##### ENTRIES PROVIDED
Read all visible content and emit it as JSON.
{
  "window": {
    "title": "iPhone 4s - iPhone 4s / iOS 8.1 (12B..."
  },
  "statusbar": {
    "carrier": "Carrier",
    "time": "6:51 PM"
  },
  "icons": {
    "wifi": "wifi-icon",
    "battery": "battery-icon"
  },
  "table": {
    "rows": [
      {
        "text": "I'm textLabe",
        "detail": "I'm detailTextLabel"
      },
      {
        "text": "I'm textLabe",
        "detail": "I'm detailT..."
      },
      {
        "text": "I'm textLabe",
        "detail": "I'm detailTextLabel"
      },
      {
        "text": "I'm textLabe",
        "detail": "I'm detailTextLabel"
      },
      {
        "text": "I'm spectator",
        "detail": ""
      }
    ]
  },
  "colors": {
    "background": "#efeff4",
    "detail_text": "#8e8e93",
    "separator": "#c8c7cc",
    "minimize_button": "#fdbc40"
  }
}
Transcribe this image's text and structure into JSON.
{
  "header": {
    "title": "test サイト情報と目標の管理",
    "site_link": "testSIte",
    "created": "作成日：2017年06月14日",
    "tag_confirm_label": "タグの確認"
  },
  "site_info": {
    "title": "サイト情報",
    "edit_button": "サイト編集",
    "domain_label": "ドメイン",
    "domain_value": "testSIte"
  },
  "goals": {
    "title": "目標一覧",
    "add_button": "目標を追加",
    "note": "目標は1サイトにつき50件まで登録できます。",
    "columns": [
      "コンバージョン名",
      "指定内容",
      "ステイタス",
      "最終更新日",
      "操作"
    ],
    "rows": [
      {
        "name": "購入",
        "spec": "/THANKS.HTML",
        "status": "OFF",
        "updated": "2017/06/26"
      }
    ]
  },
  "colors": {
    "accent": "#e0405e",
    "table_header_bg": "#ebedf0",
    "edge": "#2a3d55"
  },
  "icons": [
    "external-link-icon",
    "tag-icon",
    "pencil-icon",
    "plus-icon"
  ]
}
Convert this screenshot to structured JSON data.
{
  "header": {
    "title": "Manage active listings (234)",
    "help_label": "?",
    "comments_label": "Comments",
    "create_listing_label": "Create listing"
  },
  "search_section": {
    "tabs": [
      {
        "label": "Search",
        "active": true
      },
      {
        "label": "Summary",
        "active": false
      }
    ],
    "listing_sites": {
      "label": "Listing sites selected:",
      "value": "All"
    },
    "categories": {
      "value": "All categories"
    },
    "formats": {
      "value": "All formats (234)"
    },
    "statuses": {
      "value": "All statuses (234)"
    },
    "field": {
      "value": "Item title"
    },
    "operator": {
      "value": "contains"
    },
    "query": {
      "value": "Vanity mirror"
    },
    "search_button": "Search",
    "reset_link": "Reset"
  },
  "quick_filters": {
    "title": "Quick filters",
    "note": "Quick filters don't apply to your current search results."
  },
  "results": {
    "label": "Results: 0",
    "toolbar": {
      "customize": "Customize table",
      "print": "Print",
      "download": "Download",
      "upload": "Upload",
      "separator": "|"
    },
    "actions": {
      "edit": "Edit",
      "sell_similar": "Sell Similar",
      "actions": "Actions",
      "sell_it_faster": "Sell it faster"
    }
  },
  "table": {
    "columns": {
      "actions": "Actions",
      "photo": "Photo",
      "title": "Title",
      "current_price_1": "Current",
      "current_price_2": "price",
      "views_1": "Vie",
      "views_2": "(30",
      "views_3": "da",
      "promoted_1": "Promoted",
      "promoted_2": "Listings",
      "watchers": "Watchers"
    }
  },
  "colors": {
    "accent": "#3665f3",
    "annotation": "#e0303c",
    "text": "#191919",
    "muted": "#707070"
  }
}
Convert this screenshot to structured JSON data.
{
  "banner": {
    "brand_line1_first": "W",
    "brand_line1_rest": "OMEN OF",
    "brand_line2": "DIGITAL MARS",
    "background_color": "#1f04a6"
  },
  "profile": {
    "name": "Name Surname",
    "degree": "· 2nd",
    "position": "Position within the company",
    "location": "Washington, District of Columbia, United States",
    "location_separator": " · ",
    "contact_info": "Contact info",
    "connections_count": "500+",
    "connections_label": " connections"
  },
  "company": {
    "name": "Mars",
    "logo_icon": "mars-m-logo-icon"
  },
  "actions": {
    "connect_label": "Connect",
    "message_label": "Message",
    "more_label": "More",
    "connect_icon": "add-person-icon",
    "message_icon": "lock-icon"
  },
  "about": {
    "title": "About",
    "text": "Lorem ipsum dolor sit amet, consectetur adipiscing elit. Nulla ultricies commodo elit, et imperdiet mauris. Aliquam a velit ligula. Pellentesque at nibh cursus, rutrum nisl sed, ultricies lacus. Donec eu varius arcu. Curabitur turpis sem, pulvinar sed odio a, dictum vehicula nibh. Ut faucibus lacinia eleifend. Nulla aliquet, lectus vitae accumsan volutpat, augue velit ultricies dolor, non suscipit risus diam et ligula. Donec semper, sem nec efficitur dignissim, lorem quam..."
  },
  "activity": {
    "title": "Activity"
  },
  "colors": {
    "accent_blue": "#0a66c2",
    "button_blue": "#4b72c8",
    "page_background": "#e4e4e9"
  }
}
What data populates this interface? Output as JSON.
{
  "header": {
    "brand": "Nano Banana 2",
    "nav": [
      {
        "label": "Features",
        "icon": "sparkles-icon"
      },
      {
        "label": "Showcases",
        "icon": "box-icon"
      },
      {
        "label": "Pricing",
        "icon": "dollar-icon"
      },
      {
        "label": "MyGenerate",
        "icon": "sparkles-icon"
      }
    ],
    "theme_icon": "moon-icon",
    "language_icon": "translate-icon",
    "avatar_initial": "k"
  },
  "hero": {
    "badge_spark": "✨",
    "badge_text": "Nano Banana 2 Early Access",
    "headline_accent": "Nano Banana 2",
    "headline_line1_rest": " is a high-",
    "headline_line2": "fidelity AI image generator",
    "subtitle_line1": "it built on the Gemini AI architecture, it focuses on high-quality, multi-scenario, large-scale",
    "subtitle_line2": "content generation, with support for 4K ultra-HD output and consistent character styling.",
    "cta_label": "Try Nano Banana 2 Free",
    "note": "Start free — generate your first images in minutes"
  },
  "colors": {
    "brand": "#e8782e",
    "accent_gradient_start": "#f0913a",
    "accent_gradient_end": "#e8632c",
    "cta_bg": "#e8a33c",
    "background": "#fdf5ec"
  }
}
##########
WHAT YOU WILL DO:
Write out the whole listing exactly.

OUTPUT FOR THIS TASK:
Read all visible content and emit it as JSON.
{
  "window": {
    "title": "iPhone 4s - iPhone 4s / iOS 8.1 (12B..."
  },
  "statusbar": {
    "carrier": "Carrier",
    "time": "6:51 PM"
  },
  "icons": {
    "wifi": "wifi-icon",
    "battery": "battery-icon"
  },
  "table": {
    "rows": [
      {
        "text": "I'm textLabe",
        "detail": "I'm detailTextLabel"
      },
      {
        "text": "I'm textLabe",
        "detail": "I'm detailT..."
      },
      {
        "text": "I'm textLabe",
        "detail": "I'm detailTextLabel"
      },
      {
        "text": "I'm textLabe",
        "detail": "I'm detailTextLabel"
      },
      {
        "text": "I'm spectator",
        "detail": ""
      }
    ]
  },
  "colors": {
    "background": "#efeff4",
    "detail_text": "#8e8e93",
    "separator": "#c8c7cc",
    "minimize_button": "#fdbc40"
  }
}
Transcribe this image's text and structure into JSON.
{
  "header": {
    "title": "test サイト情報と目標の管理",
    "site_link": "testSIte",
    "created": "作成日：2017年06月14日",
    "tag_confirm_label": "タグの確認"
  },
  "site_info": {
    "title": "サイト情報",
    "edit_button": "サイト編集",
    "domain_label": "ドメイン",
    "domain_value": "testSIte"
  },
  "goals": {
    "title": "目標一覧",
    "add_button": "目標を追加",
    "note": "目標は1サイトにつき50件まで登録できます。",
    "columns": [
      "コンバージョン名",
      "指定内容",
      "ステイタス",
      "最終更新日",
      "操作"
    ],
    "rows": [
      {
        "name": "購入",
        "spec": "/THANKS.HTML",
        "status": "OFF",
        "updated": "2017/06/26"
      }
    ]
  },
  "colors": {
    "accent": "#e0405e",
    "table_header_bg": "#ebedf0",
    "edge": "#2a3d55"
  },
  "icons": [
    "external-link-icon",
    "tag-icon",
    "pencil-icon",
    "plus-icon"
  ]
}
Convert this screenshot to structured JSON data.
{
  "header": {
    "title": "Manage active listings (234)",
    "help_label": "?",
    "comments_label": "Comments",
    "create_listing_label": "Create listing"
  },
  "search_section": {
    "tabs": [
      {
        "label": "Search",
        "active": true
      },
      {
        "label": "Summary",
        "active": false
      }
    ],
    "listing_sites": {
      "label": "Listing sites selected:",
      "value": "All"
    },
    "categories": {
      "value": "All categories"
    },
    "formats": {
      "value": "All formats (234)"
    },
    "statuses": {
      "value": "All statuses (234)"
    },
    "field": {
      "value": "Item title"
    },
    "operator": {
      "value": "contains"
    },
    "query": {
      "value": "Vanity mirror"
    },
    "search_button": "Search",
    "reset_link": "Reset"
  },
  "quick_filters": {
    "title": "Quick filters",
    "note": "Quick filters don't apply to your current search results."
  },
  "results": {
    "label": "Results: 0",
    "toolbar": {
      "customize": "Customize table",
      "print": "Print",
      "download": "Download",
      "upload": "Upload",
      "separator": "|"
    },
    "actions": {
      "edit": "Edit",
      "sell_similar": "Sell Similar",
      "actions": "Actions",
      "sell_it_faster": "Sell it faster"
    }
  },
  "table": {
    "columns": {
      "actions": "Actions",
      "photo": "Photo",
      "title": "Title",
      "current_price_1": "Current",
      "current_price_2": "price",
      "views_1": "Vie",
      "views_2": "(30",
      "views_3": "da",
      "promoted_1": "Promoted",
      "promoted_2": "Listings",
      "watchers": "Watchers"
    }
  },
  "colors": {
    "accent": "#3665f3",
    "annotation": "#e0303c",
    "text": "#191919",
    "muted": "#707070"
  }
}
Convert this screenshot to structured JSON data.
{
  "banner": {
    "brand_line1_first": "W",
    "brand_line1_rest": "OMEN OF",
    "brand_line2": "DIGITAL MARS",
    "background_color": "#1f04a6"
  },
  "profile": {
    "name": "Name Surname",
    "degree": "· 2nd",
    "position": "Position within the company",
    "location": "Washington, District of Columbia, United States",
    "location_separator": " · ",
    "contact_info": "Contact info",
    "connections_count": "500+",
    "connections_label": " connections"
  },
  "company": {
    "name": "Mars",
    "logo_icon": "mars-m-logo-icon"
  },
  "actions": {
    "connect_label": "Connect",
    "message_label": "Message",
    "more_label": "More",
    "connect_icon": "add-person-icon",
    "message_icon": "lock-icon"
  },
  "about": {
    "title": "About",
    "text": "Lorem ipsum dolor sit amet, consectetur adipiscing elit. Nulla ultricies commodo elit, et imperdiet mauris. Aliquam a velit ligula. Pellentesque at nibh cursus, rutrum nisl sed, ultricies lacus. Donec eu varius arcu. Curabitur turpis sem, pulvinar sed odio a, dictum vehicula nibh. Ut faucibus lacinia eleifend. Nulla aliquet, lectus vitae accumsan volutpat, augue velit ultricies dolor, non suscipit risus diam et ligula. Donec semper, sem nec efficitur dignissim, lorem quam..."
  },
  "activity": {
    "title": "Activity"
  },
  "colors": {
    "accent_blue": "#0a66c2",
    "button_blue": "#4b72c8",
    "page_background": "#e4e4e9"
  }
}
What data populates this interface? Output as JSON.
{
  "header": {
    "brand": "Nano Banana 2",
    "nav": [
      {
        "label": "Features",
        "icon": "sparkles-icon"
      },
      {
        "label": "Showcases",
        "icon": "box-icon"
      },
      {
        "label": "Pricing",
        "icon": "dollar-icon"
      },
      {
        "label": "MyGenerate",
        "icon": "sparkles-icon"
      }
    ],
    "theme_icon": "moon-icon",
    "language_icon": "translate-icon",
    "avatar_initial": "k"
  },
  "hero": {
    "badge_spark": "✨",
    "badge_text": "Nano Banana 2 Early Access",
    "headline_accent": "Nano Banana 2",
    "headline_line1_rest": " is a high-",
    "headline_line2": "fidelity AI image generator",
    "subtitle_line1": "it built on the Gemini AI architecture, it focuses on high-quality, multi-scenario, large-scale",
    "subtitle_line2": "content generation, with support for 4K ultra-HD output and consistent character styling.",
    "cta_label": "Try Nano Banana 2 Free",
    "note": "Start free — generate your first images in minutes"
  },
  "colors": {
    "brand": "#e8782e",
    "accent_gradient_start": "#f0913a",
    "accent_gradient_end": "#e8632c",
    "cta_bg": "#e8a33c",
    "background": "#fdf5ec"
  }
}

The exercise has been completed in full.